-- DATA PROVIDED start --
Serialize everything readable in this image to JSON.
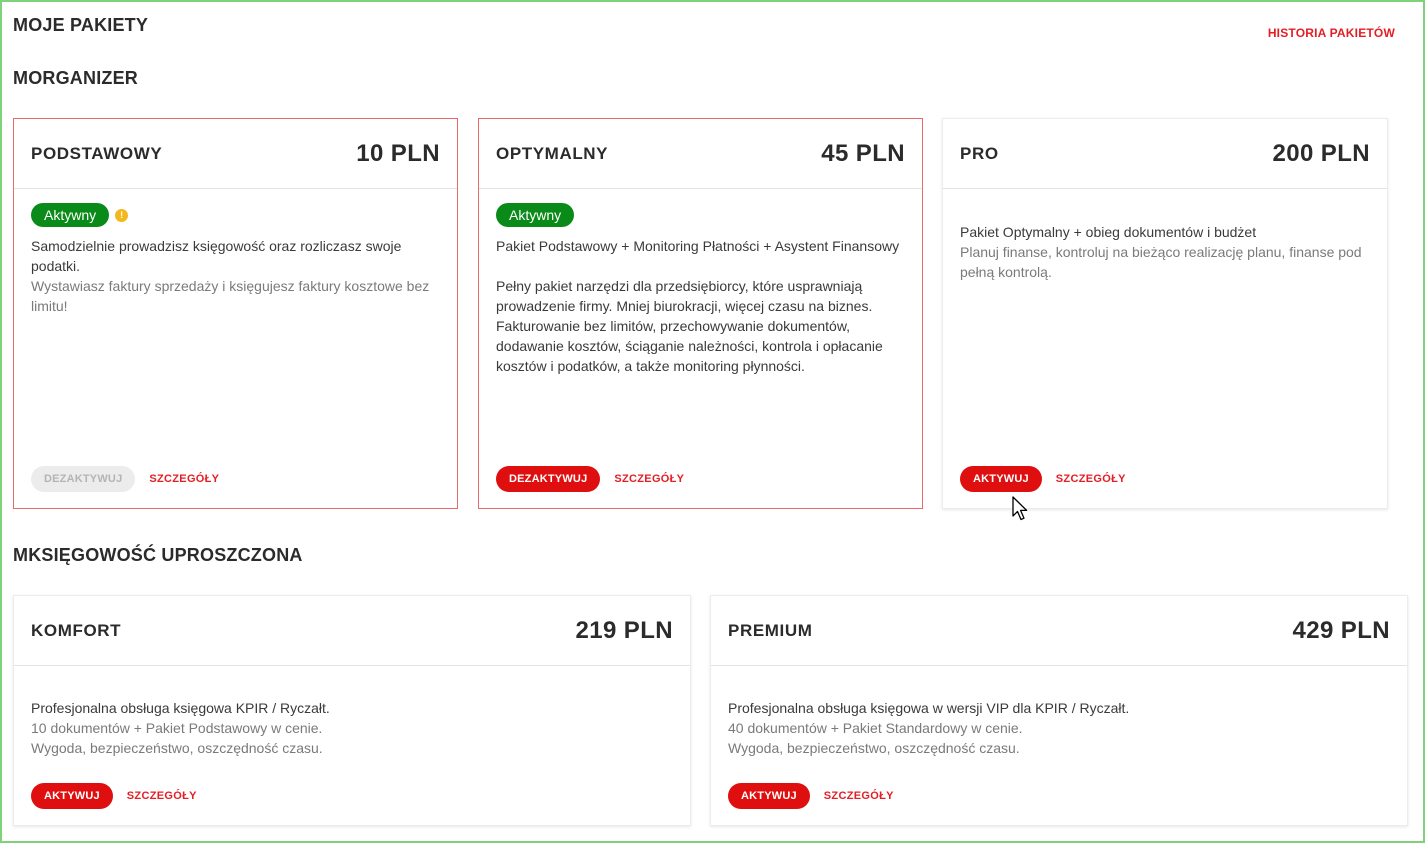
{
  "header": {
    "title": "MOJE PAKIETY",
    "history_link": "HISTORIA PAKIETÓW"
  },
  "colors": {
    "accent_red": "#e31e24",
    "button_red": "#e00f0f",
    "active_green": "#0a8a18",
    "warning_yellow": "#f4b71c",
    "frame_green": "#7ed37a"
  },
  "morganizer": {
    "title": "MORGANIZER",
    "cards": [
      {
        "name": "PODSTAWOWY",
        "price": "10 PLN",
        "status": "Aktywny",
        "warning_icon": "!",
        "lead": "Samodzielnie prowadzisz księgowość oraz rozliczasz swoje podatki.",
        "sub": "Wystawiasz faktury sprzedaży i księgujesz faktury kosztowe bez limitu!",
        "button": "DEZAKTYWUJ",
        "details": "SZCZEGÓŁY"
      },
      {
        "name": "OPTYMALNY",
        "price": "45 PLN",
        "status": "Aktywny",
        "lead": "Pakiet Podstawowy + Monitoring Płatności + Asystent Finansowy",
        "lead2": "Pełny pakiet narzędzi dla przedsiębiorcy, które usprawniają prowadzenie firmy. Mniej biurokracji, więcej czasu na biznes.",
        "lead3": "Fakturowanie bez limitów, przechowywanie dokumentów, dodawanie kosztów, ściąganie należności, kontrola i opłacanie kosztów i podatków, a także monitoring płynności.",
        "button": "DEZAKTYWUJ",
        "details": "SZCZEGÓŁY"
      },
      {
        "name": "PRO",
        "price": "200 PLN",
        "lead": "Pakiet Optymalny + obieg dokumentów i budżet",
        "sub": "Planuj finanse, kontroluj na bieżąco realizację planu, finanse pod pełną kontrolą.",
        "button": "AKTYWUJ",
        "details": "SZCZEGÓŁY"
      }
    ]
  },
  "mksiegowosc": {
    "title": "MKSIĘGOWOŚĆ UPROSZCZONA",
    "cards": [
      {
        "name": "KOMFORT",
        "price": "219 PLN",
        "lead": "Profesjonalna obsługa księgowa KPIR / Ryczałt.",
        "sub1": "10 dokumentów + Pakiet Podstawowy w cenie.",
        "sub2": "Wygoda, bezpieczeństwo, oszczędność czasu.",
        "button": "AKTYWUJ",
        "details": "SZCZEGÓŁY"
      },
      {
        "name": "PREMIUM",
        "price": "429 PLN",
        "lead": "Profesjonalna obsługa księgowa w wersji VIP dla KPIR / Ryczałt.",
        "sub1": "40 dokumentów + Pakiet Standardowy w cenie.",
        "sub2": "Wygoda, bezpieczeństwo, oszczędność czasu.",
        "button": "AKTYWUJ",
        "details": "SZCZEGÓŁY"
      }
    ]
  }
}
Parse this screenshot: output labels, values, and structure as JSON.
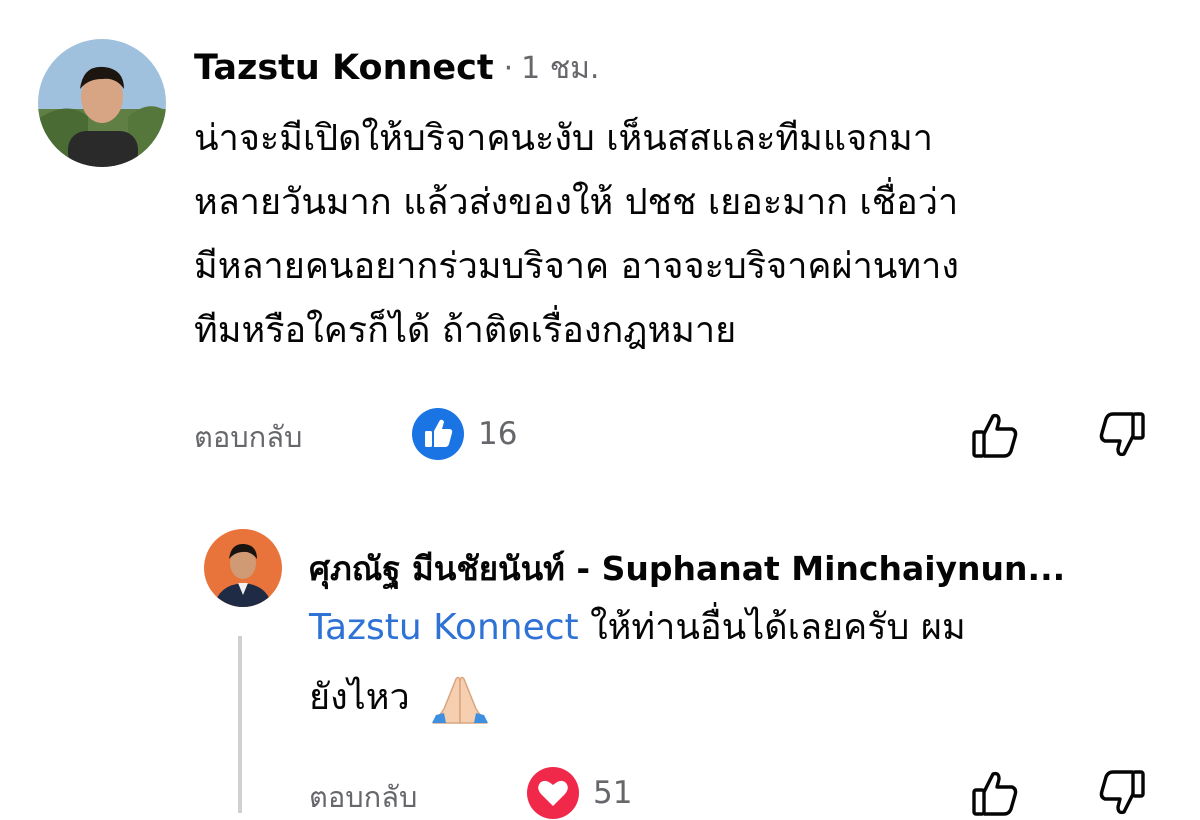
-- DATA PROVIDED end --
• TASK REQUIREMENTS:
Write out each line of the data exactly; the images should be left out.

• SOLUTION TO THIS PROBLEM:
Serialize everything readable in this image to JSON.
{
  "header": {
    "title": "MOJE PAKIETY",
    "history_link": "HISTORIA PAKIETÓW"
  },
  "colors": {
    "accent_red": "#e31e24",
    "button_red": "#e00f0f",
    "active_green": "#0a8a18",
    "warning_yellow": "#f4b71c",
    "frame_green": "#7ed37a"
  },
  "morganizer": {
    "title": "MORGANIZER",
    "cards": [
      {
        "name": "PODSTAWOWY",
        "price": "10 PLN",
        "status": "Aktywny",
        "warning_icon": "!",
        "lead": "Samodzielnie prowadzisz księgowość oraz rozliczasz swoje podatki.",
        "sub": "Wystawiasz faktury sprzedaży i księgujesz faktury kosztowe bez limitu!",
        "button": "DEZAKTYWUJ",
        "details": "SZCZEGÓŁY"
      },
      {
        "name": "OPTYMALNY",
        "price": "45 PLN",
        "status": "Aktywny",
        "lead": "Pakiet Podstawowy + Monitoring Płatności + Asystent Finansowy",
        "lead2": "Pełny pakiet narzędzi dla przedsiębiorcy, które usprawniają prowadzenie firmy. Mniej biurokracji, więcej czasu na biznes.",
        "lead3": "Fakturowanie bez limitów, przechowywanie dokumentów, dodawanie kosztów, ściąganie należności, kontrola i opłacanie kosztów i podatków, a także monitoring płynności.",
        "button": "DEZAKTYWUJ",
        "details": "SZCZEGÓŁY"
      },
      {
        "name": "PRO",
        "price": "200 PLN",
        "lead": "Pakiet Optymalny + obieg dokumentów i budżet",
        "sub": "Planuj finanse, kontroluj na bieżąco realizację planu, finanse pod pełną kontrolą.",
        "button": "AKTYWUJ",
        "details": "SZCZEGÓŁY"
      }
    ]
  },
  "mksiegowosc": {
    "title": "MKSIĘGOWOŚĆ UPROSZCZONA",
    "cards": [
      {
        "name": "KOMFORT",
        "price": "219 PLN",
        "lead": "Profesjonalna obsługa księgowa KPIR / Ryczałt.",
        "sub1": "10 dokumentów + Pakiet Podstawowy w cenie.",
        "sub2": "Wygoda, bezpieczeństwo, oszczędność czasu.",
        "button": "AKTYWUJ",
        "details": "SZCZEGÓŁY"
      },
      {
        "name": "PREMIUM",
        "price": "429 PLN",
        "lead": "Profesjonalna obsługa księgowa w wersji VIP dla KPIR / Ryczałt.",
        "sub1": "40 dokumentów + Pakiet Standardowy w cenie.",
        "sub2": "Wygoda, bezpieczeństwo, oszczędność czasu.",
        "button": "AKTYWUJ",
        "details": "SZCZEGÓŁY"
      }
    ]
  }
}
Parse this screenshot: output labels, values, and structure as JSON.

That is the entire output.